### Records for the exercise
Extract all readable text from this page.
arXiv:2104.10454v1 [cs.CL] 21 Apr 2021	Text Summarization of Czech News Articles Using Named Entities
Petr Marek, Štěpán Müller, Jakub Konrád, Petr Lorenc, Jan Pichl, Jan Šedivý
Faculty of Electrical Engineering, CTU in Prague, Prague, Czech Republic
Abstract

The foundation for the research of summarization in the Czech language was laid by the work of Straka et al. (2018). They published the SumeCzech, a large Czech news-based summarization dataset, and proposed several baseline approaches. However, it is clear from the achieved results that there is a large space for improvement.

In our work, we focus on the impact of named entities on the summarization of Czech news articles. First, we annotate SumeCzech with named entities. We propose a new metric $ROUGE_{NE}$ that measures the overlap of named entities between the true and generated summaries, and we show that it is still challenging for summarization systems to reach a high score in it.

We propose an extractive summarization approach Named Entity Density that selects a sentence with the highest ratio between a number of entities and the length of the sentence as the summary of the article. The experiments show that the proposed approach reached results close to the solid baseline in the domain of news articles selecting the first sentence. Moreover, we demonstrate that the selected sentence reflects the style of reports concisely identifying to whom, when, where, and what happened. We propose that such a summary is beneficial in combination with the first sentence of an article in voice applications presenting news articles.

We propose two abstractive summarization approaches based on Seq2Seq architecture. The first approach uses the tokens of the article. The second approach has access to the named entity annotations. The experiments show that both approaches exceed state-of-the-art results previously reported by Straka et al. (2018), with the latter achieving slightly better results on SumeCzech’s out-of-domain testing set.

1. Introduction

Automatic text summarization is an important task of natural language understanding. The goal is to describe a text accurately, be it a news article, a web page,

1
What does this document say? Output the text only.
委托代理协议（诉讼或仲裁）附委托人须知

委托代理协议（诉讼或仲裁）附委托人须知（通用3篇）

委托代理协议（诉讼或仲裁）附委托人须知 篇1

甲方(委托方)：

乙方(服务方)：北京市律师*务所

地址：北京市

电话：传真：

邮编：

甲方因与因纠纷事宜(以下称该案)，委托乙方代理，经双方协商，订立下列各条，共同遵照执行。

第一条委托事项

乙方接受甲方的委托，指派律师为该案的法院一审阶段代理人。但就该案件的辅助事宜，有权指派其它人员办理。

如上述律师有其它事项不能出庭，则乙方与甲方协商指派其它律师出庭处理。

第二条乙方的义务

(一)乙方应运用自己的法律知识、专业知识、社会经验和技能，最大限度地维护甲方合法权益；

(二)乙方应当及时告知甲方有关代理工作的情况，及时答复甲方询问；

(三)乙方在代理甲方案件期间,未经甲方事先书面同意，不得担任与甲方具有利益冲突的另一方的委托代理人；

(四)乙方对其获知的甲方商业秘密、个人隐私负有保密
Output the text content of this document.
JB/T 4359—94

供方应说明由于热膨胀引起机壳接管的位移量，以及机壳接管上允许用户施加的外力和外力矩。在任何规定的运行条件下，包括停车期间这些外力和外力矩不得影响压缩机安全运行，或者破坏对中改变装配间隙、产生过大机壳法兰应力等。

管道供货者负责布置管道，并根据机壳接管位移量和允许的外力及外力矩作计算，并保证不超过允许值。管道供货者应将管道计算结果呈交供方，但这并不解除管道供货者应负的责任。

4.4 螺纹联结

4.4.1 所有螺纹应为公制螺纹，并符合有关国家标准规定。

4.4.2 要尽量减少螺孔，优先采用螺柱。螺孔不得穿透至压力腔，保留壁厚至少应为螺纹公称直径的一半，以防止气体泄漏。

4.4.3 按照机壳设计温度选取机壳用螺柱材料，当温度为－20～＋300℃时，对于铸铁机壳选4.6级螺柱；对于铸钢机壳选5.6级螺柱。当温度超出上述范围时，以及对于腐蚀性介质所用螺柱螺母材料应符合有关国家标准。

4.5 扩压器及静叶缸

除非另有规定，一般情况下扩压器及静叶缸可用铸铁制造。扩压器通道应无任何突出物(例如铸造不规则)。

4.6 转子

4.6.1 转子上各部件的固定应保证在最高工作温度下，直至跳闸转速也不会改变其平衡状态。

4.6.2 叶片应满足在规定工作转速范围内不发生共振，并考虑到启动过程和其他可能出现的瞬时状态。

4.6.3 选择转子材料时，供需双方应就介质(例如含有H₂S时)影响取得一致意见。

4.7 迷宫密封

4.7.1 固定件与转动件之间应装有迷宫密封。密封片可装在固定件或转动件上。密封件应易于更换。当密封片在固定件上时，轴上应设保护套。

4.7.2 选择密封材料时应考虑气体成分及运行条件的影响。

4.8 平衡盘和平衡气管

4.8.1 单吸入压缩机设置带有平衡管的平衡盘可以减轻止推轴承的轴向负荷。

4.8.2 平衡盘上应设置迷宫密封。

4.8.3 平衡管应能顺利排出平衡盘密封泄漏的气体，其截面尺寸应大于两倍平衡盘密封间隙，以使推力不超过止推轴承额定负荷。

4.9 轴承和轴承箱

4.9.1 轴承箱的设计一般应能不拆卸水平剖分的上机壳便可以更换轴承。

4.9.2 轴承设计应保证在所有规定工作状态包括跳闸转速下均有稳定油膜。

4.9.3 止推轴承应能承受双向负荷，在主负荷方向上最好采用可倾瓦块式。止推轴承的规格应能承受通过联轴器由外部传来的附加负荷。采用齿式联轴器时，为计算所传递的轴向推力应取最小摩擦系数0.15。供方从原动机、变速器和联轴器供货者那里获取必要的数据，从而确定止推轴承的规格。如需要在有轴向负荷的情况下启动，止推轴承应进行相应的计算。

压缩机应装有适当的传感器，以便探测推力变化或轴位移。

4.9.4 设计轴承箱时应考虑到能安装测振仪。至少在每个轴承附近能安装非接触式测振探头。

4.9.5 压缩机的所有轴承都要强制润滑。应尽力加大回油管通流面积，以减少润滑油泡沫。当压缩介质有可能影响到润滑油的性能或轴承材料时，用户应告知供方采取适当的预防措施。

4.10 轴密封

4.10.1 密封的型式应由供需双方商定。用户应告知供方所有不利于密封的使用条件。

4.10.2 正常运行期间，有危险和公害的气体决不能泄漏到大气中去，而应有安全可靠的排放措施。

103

### What you need to do
Please output the entire listing exactly as it stands.

### Reply
Extract all readable text from this page.
arXiv:2104.10454v1 [cs.CL] 21 Apr 2021	Text Summarization of Czech News Articles Using Named Entities
Petr Marek, Štěpán Müller, Jakub Konrád, Petr Lorenc, Jan Pichl, Jan Šedivý
Faculty of Electrical Engineering, CTU in Prague, Prague, Czech Republic
Abstract

The foundation for the research of summarization in the Czech language was laid by the work of Straka et al. (2018). They published the SumeCzech, a large Czech news-based summarization dataset, and proposed several baseline approaches. However, it is clear from the achieved results that there is a large space for improvement.

In our work, we focus on the impact of named entities on the summarization of Czech news articles. First, we annotate SumeCzech with named entities. We propose a new metric $ROUGE_{NE}$ that measures the overlap of named entities between the true and generated summaries, and we show that it is still challenging for summarization systems to reach a high score in it.

We propose an extractive summarization approach Named Entity Density that selects a sentence with the highest ratio between a number of entities and the length of the sentence as the summary of the article. The experiments show that the proposed approach reached results close to the solid baseline in the domain of news articles selecting the first sentence. Moreover, we demonstrate that the selected sentence reflects the style of reports concisely identifying to whom, when, where, and what happened. We propose that such a summary is beneficial in combination with the first sentence of an article in voice applications presenting news articles.

We propose two abstractive summarization approaches based on Seq2Seq architecture. The first approach uses the tokens of the article. The second approach has access to the named entity annotations. The experiments show that both approaches exceed state-of-the-art results previously reported by Straka et al. (2018), with the latter achieving slightly better results on SumeCzech’s out-of-domain testing set.

1. Introduction

Automatic text summarization is an important task of natural language understanding. The goal is to describe a text accurately, be it a news article, a web page,

1
What does this document say? Output the text only.
委托代理协议（诉讼或仲裁）附委托人须知

委托代理协议（诉讼或仲裁）附委托人须知（通用3篇）

委托代理协议（诉讼或仲裁）附委托人须知 篇1

甲方(委托方)：

乙方(服务方)：北京市律师*务所

地址：北京市

电话：传真：

邮编：

甲方因与因纠纷事宜(以下称该案)，委托乙方代理，经双方协商，订立下列各条，共同遵照执行。

第一条委托事项

乙方接受甲方的委托，指派律师为该案的法院一审阶段代理人。但就该案件的辅助事宜，有权指派其它人员办理。

如上述律师有其它事项不能出庭，则乙方与甲方协商指派其它律师出庭处理。

第二条乙方的义务

(一)乙方应运用自己的法律知识、专业知识、社会经验和技能，最大限度地维护甲方合法权益；

(二)乙方应当及时告知甲方有关代理工作的情况，及时答复甲方询问；

(三)乙方在代理甲方案件期间,未经甲方事先书面同意，不得担任与甲方具有利益冲突的另一方的委托代理人；

(四)乙方对其获知的甲方商业秘密、个人隐私负有保密
Output the text content of this document.
JB/T 4359—94

供方应说明由于热膨胀引起机壳接管的位移量，以及机壳接管上允许用户施加的外力和外力矩。在任何规定的运行条件下，包括停车期间这些外力和外力矩不得影响压缩机安全运行，或者破坏对中改变装配间隙、产生过大机壳法兰应力等。

管道供货者负责布置管道，并根据机壳接管位移量和允许的外力及外力矩作计算，并保证不超过允许值。管道供货者应将管道计算结果呈交供方，但这并不解除管道供货者应负的责任。

4.4 螺纹联结

4.4.1 所有螺纹应为公制螺纹，并符合有关国家标准规定。

4.4.2 要尽量减少螺孔，优先采用螺柱。螺孔不得穿透至压力腔，保留壁厚至少应为螺纹公称直径的一半，以防止气体泄漏。

4.4.3 按照机壳设计温度选取机壳用螺柱材料，当温度为－20～＋300℃时，对于铸铁机壳选4.6级螺柱；对于铸钢机壳选5.6级螺柱。当温度超出上述范围时，以及对于腐蚀性介质所用螺柱螺母材料应符合有关国家标准。

4.5 扩压器及静叶缸

除非另有规定，一般情况下扩压器及静叶缸可用铸铁制造。扩压器通道应无任何突出物(例如铸造不规则)。

4.6 转子

4.6.1 转子上各部件的固定应保证在最高工作温度下，直至跳闸转速也不会改变其平衡状态。

4.6.2 叶片应满足在规定工作转速范围内不发生共振，并考虑到启动过程和其他可能出现的瞬时状态。

4.6.3 选择转子材料时，供需双方应就介质(例如含有H₂S时)影响取得一致意见。

4.7 迷宫密封

4.7.1 固定件与转动件之间应装有迷宫密封。密封片可装在固定件或转动件上。密封件应易于更换。当密封片在固定件上时，轴上应设保护套。

4.7.2 选择密封材料时应考虑气体成分及运行条件的影响。

4.8 平衡盘和平衡气管

4.8.1 单吸入压缩机设置带有平衡管的平衡盘可以减轻止推轴承的轴向负荷。

4.8.2 平衡盘上应设置迷宫密封。

4.8.3 平衡管应能顺利排出平衡盘密封泄漏的气体，其截面尺寸应大于两倍平衡盘密封间隙，以使推力不超过止推轴承额定负荷。

4.9 轴承和轴承箱

4.9.1 轴承箱的设计一般应能不拆卸水平剖分的上机壳便可以更换轴承。

4.9.2 轴承设计应保证在所有规定工作状态包括跳闸转速下均有稳定油膜。

4.9.3 止推轴承应能承受双向负荷，在主负荷方向上最好采用可倾瓦块式。止推轴承的规格应能承受通过联轴器由外部传来的附加负荷。采用齿式联轴器时，为计算所传递的轴向推力应取最小摩擦系数0.15。供方从原动机、变速器和联轴器供货者那里获取必要的数据，从而确定止推轴承的规格。如需要在有轴向负荷的情况下启动，止推轴承应进行相应的计算。

压缩机应装有适当的传感器，以便探测推力变化或轴位移。

4.9.4 设计轴承箱时应考虑到能安装测振仪。至少在每个轴承附近能安装非接触式测振探头。

4.9.5 压缩机的所有轴承都要强制润滑。应尽力加大回油管通流面积，以减少润滑油泡沫。当压缩介质有可能影响到润滑油的性能或轴承材料时，用户应告知供方采取适当的预防措施。

4.10 轴密封

4.10.1 密封的型式应由供需双方商定。用户应告知供方所有不利于密封的使用条件。

4.10.2 正常运行期间，有危险和公害的气体决不能泄漏到大气中去，而应有安全可靠的排放措施。

103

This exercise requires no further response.